───── Material for this exercise ─────

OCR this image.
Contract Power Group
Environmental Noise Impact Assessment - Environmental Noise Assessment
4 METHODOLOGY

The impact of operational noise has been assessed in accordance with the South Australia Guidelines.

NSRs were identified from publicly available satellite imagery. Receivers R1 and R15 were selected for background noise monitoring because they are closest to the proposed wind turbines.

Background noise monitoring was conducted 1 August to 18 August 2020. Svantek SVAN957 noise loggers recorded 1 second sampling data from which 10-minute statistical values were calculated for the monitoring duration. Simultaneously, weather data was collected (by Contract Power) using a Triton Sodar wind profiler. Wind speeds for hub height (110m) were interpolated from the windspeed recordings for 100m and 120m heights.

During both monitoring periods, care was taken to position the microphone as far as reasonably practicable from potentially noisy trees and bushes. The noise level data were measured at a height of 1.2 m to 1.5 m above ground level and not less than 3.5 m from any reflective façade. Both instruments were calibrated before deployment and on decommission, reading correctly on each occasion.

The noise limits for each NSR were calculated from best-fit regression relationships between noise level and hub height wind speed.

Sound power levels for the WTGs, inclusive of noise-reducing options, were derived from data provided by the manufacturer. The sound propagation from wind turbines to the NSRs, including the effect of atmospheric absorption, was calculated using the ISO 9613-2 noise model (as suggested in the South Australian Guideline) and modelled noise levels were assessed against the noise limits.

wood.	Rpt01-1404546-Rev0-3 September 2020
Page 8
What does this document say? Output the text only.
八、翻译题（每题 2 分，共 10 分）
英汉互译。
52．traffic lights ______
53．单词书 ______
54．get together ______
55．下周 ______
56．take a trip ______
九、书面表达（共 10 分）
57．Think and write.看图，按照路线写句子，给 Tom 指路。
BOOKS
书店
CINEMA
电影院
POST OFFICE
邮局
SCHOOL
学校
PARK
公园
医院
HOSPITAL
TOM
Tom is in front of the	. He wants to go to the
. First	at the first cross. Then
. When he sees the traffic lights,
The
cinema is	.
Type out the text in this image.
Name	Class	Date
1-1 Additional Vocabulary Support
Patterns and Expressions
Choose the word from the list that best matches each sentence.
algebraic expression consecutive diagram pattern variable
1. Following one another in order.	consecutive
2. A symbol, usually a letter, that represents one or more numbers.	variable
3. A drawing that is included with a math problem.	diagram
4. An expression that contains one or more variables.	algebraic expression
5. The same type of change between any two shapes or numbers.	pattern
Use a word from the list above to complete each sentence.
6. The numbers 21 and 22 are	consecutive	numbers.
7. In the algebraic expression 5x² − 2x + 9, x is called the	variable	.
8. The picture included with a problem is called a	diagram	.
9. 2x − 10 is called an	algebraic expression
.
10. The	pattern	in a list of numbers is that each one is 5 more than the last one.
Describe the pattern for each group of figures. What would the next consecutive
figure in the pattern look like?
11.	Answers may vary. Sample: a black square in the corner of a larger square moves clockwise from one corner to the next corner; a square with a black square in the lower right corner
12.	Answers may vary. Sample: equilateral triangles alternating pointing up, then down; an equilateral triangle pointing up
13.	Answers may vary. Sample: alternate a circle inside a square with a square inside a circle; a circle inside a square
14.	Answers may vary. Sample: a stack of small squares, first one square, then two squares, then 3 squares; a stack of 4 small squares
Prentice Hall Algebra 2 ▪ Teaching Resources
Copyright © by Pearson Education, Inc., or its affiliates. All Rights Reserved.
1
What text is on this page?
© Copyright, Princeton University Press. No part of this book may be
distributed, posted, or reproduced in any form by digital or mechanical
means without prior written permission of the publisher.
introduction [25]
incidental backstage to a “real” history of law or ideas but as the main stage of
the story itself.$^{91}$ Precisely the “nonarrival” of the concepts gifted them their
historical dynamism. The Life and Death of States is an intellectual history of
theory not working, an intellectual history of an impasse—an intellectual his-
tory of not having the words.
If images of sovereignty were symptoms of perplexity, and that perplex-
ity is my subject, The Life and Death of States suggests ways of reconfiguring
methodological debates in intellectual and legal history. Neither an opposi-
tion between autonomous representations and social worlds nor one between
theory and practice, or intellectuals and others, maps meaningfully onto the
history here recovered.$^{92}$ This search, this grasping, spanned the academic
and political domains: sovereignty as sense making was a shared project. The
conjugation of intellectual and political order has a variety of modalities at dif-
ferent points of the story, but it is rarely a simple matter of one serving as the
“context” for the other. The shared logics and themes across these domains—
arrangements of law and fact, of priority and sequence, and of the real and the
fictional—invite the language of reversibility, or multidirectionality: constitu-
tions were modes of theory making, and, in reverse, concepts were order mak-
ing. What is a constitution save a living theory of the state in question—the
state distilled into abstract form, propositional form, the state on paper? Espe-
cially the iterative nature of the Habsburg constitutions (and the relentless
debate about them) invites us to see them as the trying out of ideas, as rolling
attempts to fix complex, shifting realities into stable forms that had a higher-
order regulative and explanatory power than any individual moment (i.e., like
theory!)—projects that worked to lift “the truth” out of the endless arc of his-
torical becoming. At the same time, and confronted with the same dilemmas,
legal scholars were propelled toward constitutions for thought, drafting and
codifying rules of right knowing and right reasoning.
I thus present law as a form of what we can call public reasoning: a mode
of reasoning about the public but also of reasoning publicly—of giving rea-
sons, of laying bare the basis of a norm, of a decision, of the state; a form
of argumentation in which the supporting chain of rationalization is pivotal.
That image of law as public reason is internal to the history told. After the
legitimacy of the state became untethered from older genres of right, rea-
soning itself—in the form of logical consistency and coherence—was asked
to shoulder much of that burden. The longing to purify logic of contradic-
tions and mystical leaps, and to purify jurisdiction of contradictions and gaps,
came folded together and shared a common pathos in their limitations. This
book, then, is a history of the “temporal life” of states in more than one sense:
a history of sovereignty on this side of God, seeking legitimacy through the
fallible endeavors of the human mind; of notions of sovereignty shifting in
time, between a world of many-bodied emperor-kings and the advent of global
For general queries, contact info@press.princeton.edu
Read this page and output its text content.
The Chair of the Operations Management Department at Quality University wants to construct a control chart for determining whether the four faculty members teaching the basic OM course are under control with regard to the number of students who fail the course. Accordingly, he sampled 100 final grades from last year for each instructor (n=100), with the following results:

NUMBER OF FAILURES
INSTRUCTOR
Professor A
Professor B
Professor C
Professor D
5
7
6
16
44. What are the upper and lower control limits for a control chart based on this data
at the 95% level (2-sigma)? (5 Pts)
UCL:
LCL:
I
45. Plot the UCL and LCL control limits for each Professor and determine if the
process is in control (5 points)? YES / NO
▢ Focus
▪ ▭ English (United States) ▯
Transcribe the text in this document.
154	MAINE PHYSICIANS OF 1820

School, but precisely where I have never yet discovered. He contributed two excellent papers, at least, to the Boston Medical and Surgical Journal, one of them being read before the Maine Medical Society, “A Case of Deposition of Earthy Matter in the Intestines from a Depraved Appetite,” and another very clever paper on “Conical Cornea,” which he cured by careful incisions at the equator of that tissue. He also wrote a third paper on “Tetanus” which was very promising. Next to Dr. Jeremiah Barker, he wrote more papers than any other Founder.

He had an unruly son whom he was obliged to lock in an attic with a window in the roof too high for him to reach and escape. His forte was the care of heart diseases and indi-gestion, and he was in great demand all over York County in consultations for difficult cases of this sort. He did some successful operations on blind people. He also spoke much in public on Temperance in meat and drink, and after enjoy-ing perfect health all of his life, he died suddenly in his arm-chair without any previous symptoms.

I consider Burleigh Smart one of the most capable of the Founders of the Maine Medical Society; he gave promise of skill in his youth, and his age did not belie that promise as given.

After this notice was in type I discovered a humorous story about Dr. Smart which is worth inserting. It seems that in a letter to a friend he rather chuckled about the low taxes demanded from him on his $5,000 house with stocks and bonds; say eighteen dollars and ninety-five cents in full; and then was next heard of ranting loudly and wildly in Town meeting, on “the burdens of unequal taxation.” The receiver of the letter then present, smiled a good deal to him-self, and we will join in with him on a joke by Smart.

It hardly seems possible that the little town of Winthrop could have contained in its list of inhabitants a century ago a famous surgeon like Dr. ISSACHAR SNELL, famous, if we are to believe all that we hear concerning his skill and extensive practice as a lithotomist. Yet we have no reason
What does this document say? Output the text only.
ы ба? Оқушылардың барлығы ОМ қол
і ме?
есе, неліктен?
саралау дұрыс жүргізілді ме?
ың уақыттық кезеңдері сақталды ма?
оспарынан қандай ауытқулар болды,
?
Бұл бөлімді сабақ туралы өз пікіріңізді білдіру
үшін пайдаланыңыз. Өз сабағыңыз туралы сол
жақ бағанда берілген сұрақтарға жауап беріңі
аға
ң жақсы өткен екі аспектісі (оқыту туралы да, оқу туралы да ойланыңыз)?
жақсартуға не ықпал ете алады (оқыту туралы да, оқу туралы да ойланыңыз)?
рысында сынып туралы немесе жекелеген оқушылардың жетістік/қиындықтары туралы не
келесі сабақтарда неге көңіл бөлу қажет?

─────

Given exercise: Working from the entries above, return all lines that contain "before".

Solution for this exercise:
During both monitoring periods, care was taken to position the microphone as far as reasonably practicable from potentially noisy trees and bushes. The noise level data were measured at a height of 1.2 m to 1.5 m above ground level and not less than 3.5 m from any reflective façade. Both instruments were calibrated before deployment and on decommission, reading correctly on each occasion.
School, but precisely where I have never yet discovered. He contributed two excellent papers, at least, to the Boston Medical and Surgical Journal, one of them being read before the Maine Medical Society, “A Case of Deposition of Earthy Matter in the Intestines from a Depraved Appetite,” and another very clever paper on “Conical Cornea,” which he cured by careful incisions at the equator of that tissue. He also wrote a third paper on “Tetanus” which was very promising. Next to Dr. Jeremiah Barker, he wrote more papers than any other Founder.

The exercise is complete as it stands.